* Exercise task: Write out all of the entries that follow, word for word, but skip the pictures.

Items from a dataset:
# # # # #

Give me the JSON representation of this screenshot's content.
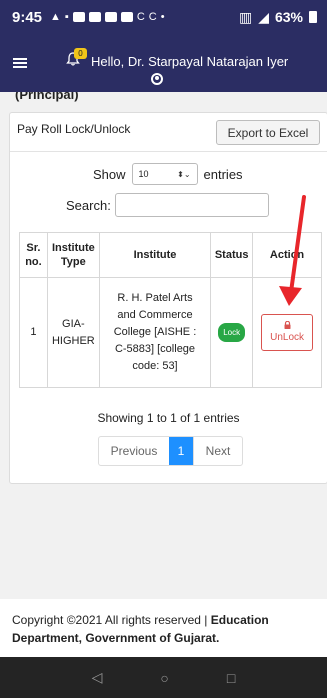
{
  "status_bar": {
    "time": "9:45",
    "battery": "63%"
  },
  "header": {
    "greeting": "Hello, Dr. Starpayal Natarajan Iyer",
    "notification_badge": "0"
  },
  "breadcrumb": "(Principal)",
  "card": {
    "title": "Pay Roll Lock/Unlock",
    "export_label": "Export to Excel",
    "show_label": "Show",
    "entries_value": "10",
    "entries_label": "entries",
    "search_label": "Search:"
  },
  "table": {
    "headers": {
      "sr_line1": "Sr.",
      "sr_line2": "no.",
      "type_line1": "Institute",
      "type_line2": "Type",
      "institute": "Institute",
      "status": "Status",
      "action": "Action"
    },
    "rows": [
      {
        "sr": "1",
        "type_line1": "GIA-",
        "type_line2": "HIGHER",
        "institute_lines": [
          "R. H. Patel Arts",
          "and Commerce",
          "College [AISHE :",
          "C-5883] [college",
          "code: 53]"
        ],
        "status": "Lock",
        "action": "UnLock"
      }
    ]
  },
  "pagination": {
    "info": "Showing 1 to 1 of 1 entries",
    "previous": "Previous",
    "current": "1",
    "next": "Next"
  },
  "footer": {
    "text": "Copyright ©2021 All rights reserved | ",
    "dept_line1": "Education",
    "dept_line2": "Department, Government of Gujarat."
  },
  "colors": {
    "header_bg": "#2b2d63",
    "lock_green": "#28a745",
    "unlock_red": "#d9534f",
    "page_active": "#1e90ff",
    "arrow_red": "#e8262b"
  }
}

# # # # #

* Reply:
Give me the JSON representation of this screenshot's content.
{
  "status_bar": {
    "time": "9:45",
    "battery": "63%"
  },
  "header": {
    "greeting": "Hello, Dr. Starpayal Natarajan Iyer",
    "notification_badge": "0"
  },
  "breadcrumb": "(Principal)",
  "card": {
    "title": "Pay Roll Lock/Unlock",
    "export_label": "Export to Excel",
    "show_label": "Show",
    "entries_value": "10",
    "entries_label": "entries",
    "search_label": "Search:"
  },
  "table": {
    "headers": {
      "sr_line1": "Sr.",
      "sr_line2": "no.",
      "type_line1": "Institute",
      "type_line2": "Type",
      "institute": "Institute",
      "status": "Status",
      "action": "Action"
    },
    "rows": [
      {
        "sr": "1",
        "type_line1": "GIA-",
        "type_line2": "HIGHER",
        "institute_lines": [
          "R. H. Patel Arts",
          "and Commerce",
          "College [AISHE :",
          "C-5883] [college",
          "code: 53]"
        ],
        "status": "Lock",
        "action": "UnLock"
      }
    ]
  },
  "pagination": {
    "info": "Showing 1 to 1 of 1 entries",
    "previous": "Previous",
    "current": "1",
    "next": "Next"
  },
  "footer": {
    "text": "Copyright ©2021 All rights reserved | ",
    "dept_line1": "Education",
    "dept_line2": "Department, Government of Gujarat."
  },
  "colors": {
    "header_bg": "#2b2d63",
    "lock_green": "#28a745",
    "unlock_red": "#d9534f",
    "page_active": "#1e90ff",
    "arrow_red": "#e8262b"
  }
}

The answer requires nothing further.